Jobs:
1: According to the passage on local favorites and politicians, on what date did Jessica Holmes announce her resignation from the Wake County Board of Commissioners?
2: Pick up the passage on local favorites and politicians right after its final sentence and keep writing.

Selection:
* start *

On Brentwood Road, the main drag, it feels like Ridgewood in the day, with lots of smallish brick houses, as well as split-levels and the increasingly trendy split-foyers (OK, just on my street). And Raleigh has a plan to upgrade the park and community center.
In the big picture, neighborhoods like Brentwood, affordable and diverse, will continue to gain favor as everything near downtown and ITB gets harder to find and pricier. [TG]
Best Place to People Watch
Weaver Street Market
Finalists: Durham Bulls game, American Tobacco Campus, RDU
Best Place to Pick Up an INDY
Finalists: Elmo’s Diner, Weaver Street Market, Cup A Joe
Best Place to Take Visitors from Out of Town
Finalists: N.C. Museum of Art, Carolina Tiger Rescue, Cedar Creek Gallery
Best Politician in Chatham County
Finalists: Brian Bock, Diana Hales, Rick Johnson
Best Politician in Durham County
Finalists: Bill Bell, Mike Woodard, Steve Schewel
Best Politician in Orange County
Finalists: Graig Meyer, Verla Insko, Tom Stevens
Best Politician in Wake County
Finalists: Josh Stein, David Price, Nancy McFarlane
These are all fine—if obvious—choices for best politician. But I’d like to discuss someone who might not be on your radar.
On December 5, Jessica Holmes shocked the local political world when she abruptly announced her resignation from the Wake County Board of Commissioners at the end of a meeting. She’d just won an affordable housing vote and narrowly lost a bid to become the board’s vice chairwoman. Neither before nor during her announcement did Holmes give any indication as to what was eating at her, only saying that she “would be leaving the board in excellent hands.”
By one p.m. the next day, however, she’d changed her mind. “The immense response from the community has encouraged me to reconsider this decision,” she said.
This is good for Wake County. Not only is Holmes the board’s only woman of color, she’s also currently its only woman. And when she was elected in 2014, she was then the youngest person to ever serve on the county commission. An attorney for the N.C. Association of Educators, she’s young, smart, engaging, progressive, affable—in other words, she checks all the right boxes.

* end *

(Element placement data)
* start *

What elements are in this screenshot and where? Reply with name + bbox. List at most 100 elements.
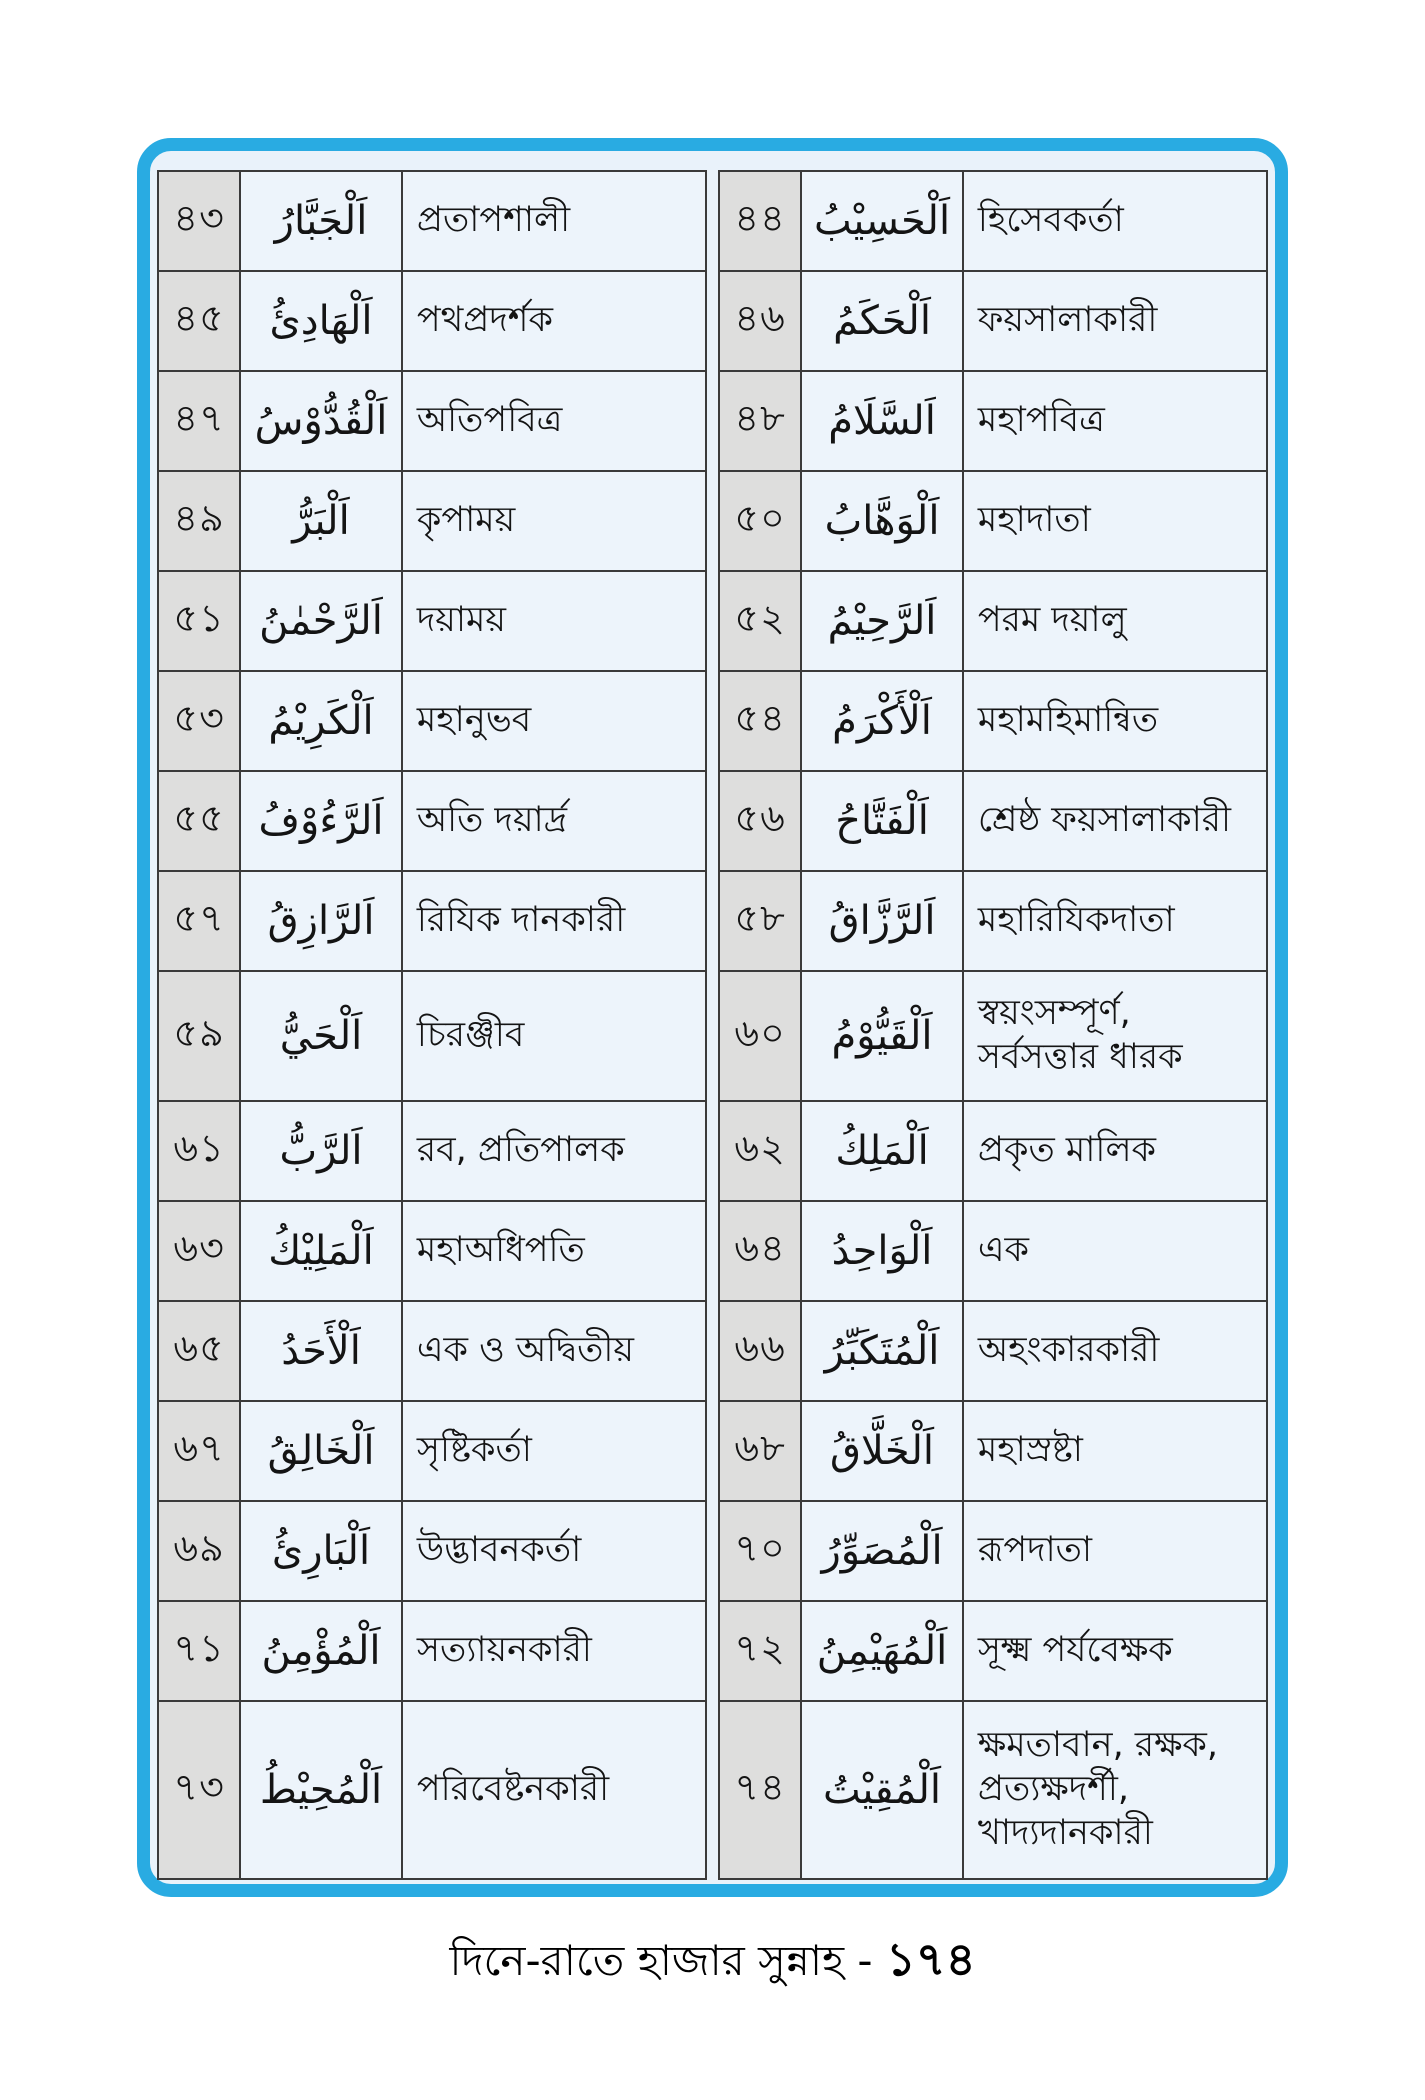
- serial-number-cell: ৫৭: [156, 870, 242, 972]
- arabic-name-cell: اَلْكَرِيْمُ: [239, 670, 403, 772]
- meaning-cell: পরিবেষ্টনকারী: [400, 1700, 708, 1880]
- arabic-name-cell: اَلْأَكْرَمُ: [800, 670, 964, 772]
- meaning-cell: পথপ্রদর্শক: [400, 270, 708, 372]
- table-row: ৬২ اَلْمَلِكُ প্রকৃত মালিক: [717, 1100, 1269, 1202]
- meaning-cell: মহাপবিত্র: [961, 370, 1269, 472]
- serial-number-cell: ৫৯: [156, 970, 242, 1102]
- meaning-cell: মহামহিমান্বিত: [961, 670, 1269, 772]
- arabic-name-cell: اَلْمُؤْمِنُ: [239, 1600, 403, 1702]
- meaning-cell: স্বয়ংসম্পূর্ণ, সর্বসত্তার ধারক: [961, 970, 1269, 1102]
- serial-number-cell: ৫২: [717, 570, 803, 672]
- table-row: ৫৭ اَلرَّازِقُ রিযিক দানকারী: [156, 870, 708, 972]
- arabic-name-cell: اَلْوَهَّابُ: [800, 470, 964, 572]
- arabic-name-cell: اَلْمُحِيْطُ: [239, 1700, 403, 1880]
- serial-number-cell: ৬১: [156, 1100, 242, 1202]
- names-table-left: ৪৩ اَلْجَبَّارُ প্রতাপশালী ৪৫ اَلْهَادِئُ পথপ…: [156, 170, 708, 1880]
- table-row: ৭২ اَلْمُهَيْمِنُ সূক্ষ্ম পর্যবেক্ষক: [717, 1600, 1269, 1702]
- arabic-name-cell: اَلْخَالِقُ: [239, 1400, 403, 1502]
- table-row: ৪৪ اَلْحَسِيْبُ হিসেবকর্তা: [717, 170, 1269, 272]
- serial-number-cell: ৭১: [156, 1600, 242, 1702]
- meaning-cell: এক ও অদ্বিতীয়: [400, 1300, 708, 1402]
- serial-number-cell: ৬৯: [156, 1500, 242, 1602]
- page-frame: ৪৩ اَلْجَبَّارُ প্রতাপশালী ৪৫ اَلْهَادِئُ পথপ…: [137, 138, 1288, 1897]
- serial-number-cell: ৫০: [717, 470, 803, 572]
- serial-number-cell: ৫৩: [156, 670, 242, 772]
- table-row: ৭০ اَلْمُصَوِّرُ রূপদাতা: [717, 1500, 1269, 1602]
- serial-number-cell: ৪৯: [156, 470, 242, 572]
- table-row: ৪৮ اَلسَّلَامُ মহাপবিত্র: [717, 370, 1269, 472]
- meaning-cell: হিসেবকর্তা: [961, 170, 1269, 272]
- table-row: ৬০ اَلْقَيُّوْمُ স্বয়ংসম্পূর্ণ, সর্বসত্তা…: [717, 970, 1269, 1102]
- page-footer: দিনে-রাতে হাজার সুন্নাহ - ১৭৪: [0, 1925, 1425, 2001]
- meaning-cell: এক: [961, 1200, 1269, 1302]
- serial-number-cell: ৫৮: [717, 870, 803, 972]
- table-row: ৪৬ اَلْحَكَمُ ফয়সালাকারী: [717, 270, 1269, 372]
- meaning-cell: দয়াময়: [400, 570, 708, 672]
- table-row: ৪৯ اَلْبَرُّ কৃপাময়: [156, 470, 708, 572]
- arabic-name-cell: اَلسَّلَامُ: [800, 370, 964, 472]
- footer-title: দিনে-রাতে হাজার সুন্নাহ -: [449, 1936, 873, 1985]
- serial-number-cell: ৭৪: [717, 1700, 803, 1880]
- arabic-name-cell: اَلْقُدُّوْسُ: [239, 370, 403, 472]
- table-row: ৭৩ اَلْمُحِيْطُ পরিবেষ্টনকারী: [156, 1700, 708, 1880]
- arabic-name-cell: اَلْمُصَوِّرُ: [800, 1500, 964, 1602]
- arabic-name-cell: اَلْمُقِيْتُ: [800, 1700, 964, 1880]
- arabic-name-cell: اَلْمَلِيْكُ: [239, 1200, 403, 1302]
- table-row: ৬৮ اَلْخَلَّاقُ মহাস্রষ্টা: [717, 1400, 1269, 1502]
- meaning-cell: অতি দয়ার্দ্র: [400, 770, 708, 872]
- serial-number-cell: ৭২: [717, 1600, 803, 1702]
- meaning-cell: চিরঞ্জীব: [400, 970, 708, 1102]
- arabic-name-cell: اَلْمَلِكُ: [800, 1100, 964, 1202]
- table-row: ৫০ اَلْوَهَّابُ মহাদাতা: [717, 470, 1269, 572]
- table-row: ৪৫ اَلْهَادِئُ পথপ্রদর্শক: [156, 270, 708, 372]
- arabic-name-cell: اَلْمُهَيْمِنُ: [800, 1600, 964, 1702]
- table-row: ৫৫ اَلرَّءُوْفُ অতি দয়ার্দ্র: [156, 770, 708, 872]
- meaning-cell: সৃষ্টিকর্তা: [400, 1400, 708, 1502]
- table-row: ৬৩ اَلْمَلِيْكُ মহাঅধিপতি: [156, 1200, 708, 1302]
- meaning-cell: মহাঅধিপতি: [400, 1200, 708, 1302]
- meaning-cell: ফয়সালাকারী: [961, 270, 1269, 372]
- table-row: ৫৩ اَلْكَرِيْمُ মহানুভব: [156, 670, 708, 772]
- table-row: ৫২ اَلرَّحِيْمُ পরম দয়ালু: [717, 570, 1269, 672]
- table-row: ৫৯ اَلْحَيُّ চিরঞ্জীব: [156, 970, 708, 1102]
- arabic-name-cell: اَلْحَكَمُ: [800, 270, 964, 372]
- table-row: ৬৯ اَلْبَارِئُ উদ্ভাবনকর্তা: [156, 1500, 708, 1602]
- meaning-cell: রিযিক দানকারী: [400, 870, 708, 972]
- serial-number-cell: ৪৭: [156, 370, 242, 472]
- table-row: ৬৬ اَلْمُتَكَبِّرُ অহংকারকারী: [717, 1300, 1269, 1402]
- meaning-cell: অহংকারকারী: [961, 1300, 1269, 1402]
- table-row: ৬৫ اَلْأَحَدُ এক ও অদ্বিতীয়: [156, 1300, 708, 1402]
- arabic-name-cell: اَلرَّحِيْمُ: [800, 570, 964, 672]
- serial-number-cell: ৫১: [156, 570, 242, 672]
- arabic-name-cell: اَلْقَيُّوْمُ: [800, 970, 964, 1102]
- serial-number-cell: ৪৩: [156, 170, 242, 272]
- arabic-name-cell: اَلرَّحْمٰنُ: [239, 570, 403, 672]
- meaning-cell: সত্যায়নকারী: [400, 1600, 708, 1702]
- serial-number-cell: ৬৬: [717, 1300, 803, 1402]
- table-row: ৭৪ اَلْمُقِيْتُ ক্ষমতাবান, রক্ষক, প্রত্যক্…: [717, 1700, 1269, 1880]
- serial-number-cell: ৫৫: [156, 770, 242, 872]
- table-row: ৪৩ اَلْجَبَّارُ প্রতাপশালী: [156, 170, 708, 272]
- table-row: ৫৮ اَلرَّزَّاقُ মহারিযিকদাতা: [717, 870, 1269, 972]
- arabic-name-cell: اَلرَّبُّ: [239, 1100, 403, 1202]
- serial-number-cell: ৬৮: [717, 1400, 803, 1502]
- meaning-cell: অতিপবিত্র: [400, 370, 708, 472]
- table-row: ৬১ اَلرَّبُّ রব, প্রতিপালক: [156, 1100, 708, 1202]
- serial-number-cell: ৬৭: [156, 1400, 242, 1502]
- table-row: ৫৪ اَلْأَكْرَمُ মহামহিমান্বিত: [717, 670, 1269, 772]
- meaning-cell: মহাদাতা: [961, 470, 1269, 572]
- arabic-name-cell: اَلْهَادِئُ: [239, 270, 403, 372]
- table-row: ৫৬ اَلْفَتَّاحُ শ্রেষ্ঠ ফয়সালাকারী: [717, 770, 1269, 872]
- arabic-name-cell: اَلْمُتَكَبِّرُ: [800, 1300, 964, 1402]
- serial-number-cell: ৭০: [717, 1500, 803, 1602]
- meaning-cell: শ্রেষ্ঠ ফয়সালাকারী: [961, 770, 1269, 872]
- serial-number-cell: ৪৮: [717, 370, 803, 472]
- meaning-cell: প্রতাপশালী: [400, 170, 708, 272]
- meaning-cell: সূক্ষ্ম পর্যবেক্ষক: [961, 1600, 1269, 1702]
- serial-number-cell: ৬৪: [717, 1200, 803, 1302]
- meaning-cell: কৃপাময়: [400, 470, 708, 572]
- serial-number-cell: ৬২: [717, 1100, 803, 1202]
- meaning-cell: রব, প্রতিপালক: [400, 1100, 708, 1202]
- arabic-name-cell: اَلْأَحَدُ: [239, 1300, 403, 1402]
- arabic-name-cell: اَلْبَرُّ: [239, 470, 403, 572]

* end *

Responses:
1: December 5

2:
And if she wants it, she might well be a politician to keep your eye on over the next decade. [JCB]
Best Reason to Leave the Triangle
16 West Jones Street, Raleigh
Finalists: HB 2, vacation, traffic
Look, we get it. From HB 2 to gerrymandering to a deep disdain for poor people, the General Assembly can be, well, a shit show. We get why all that may make you want to hightail it out of the Tar Heel State, but hear us out. If the NCGA is your top reason to leave our beloved Triangle, don’t leave: get involved. You’re clearly an intelligent, compassionate person, and what’s more, you’re already a pro at this whole democracy thing—you voted on this very item! So take that anger and put it to use. Don’t know where to start? Check out groups like Indivisible, Emily’s List, and Swing Left, which are all working to lift up new candidates for office, unseat played-out incumbents, and flip districts. Sure, our legislators largely suck. So let’s get ourselves some new ones. [SW]
Best Reason to Love the Triangle
Arts and Diversity
Finalists: Downtown Durham, food, downtown Raleigh
Best Use of Public Money
Finalists: Greenways, bicycle infrastructure, Dorothea Dix Park
This reporter loves greenways—and has even walked on some. Bikes are great; I think we have some in the basement. And everyone is looking forward to the opening of Raleigh’s Dorothea Dix Park. If only the Dalai Lama could do his gig there.
But the best use of public money? Let’s vote along with the crowd here—it’s absolutely public education.
For one thing, of these worthy uses, only public education rates a mention in the state Constitution. “The people have a right to the privilege of education, and it is the duty of the State to guard and maintain that right,” it says, right there in Article 1, Section 15. And courtesy of Daniels Middle School graduate and Wake County Superior Court Judge Howard Manning, we have the Leandro decision, which found that all North Carolina children have the right to an “opportunity to receive a sound basic education.”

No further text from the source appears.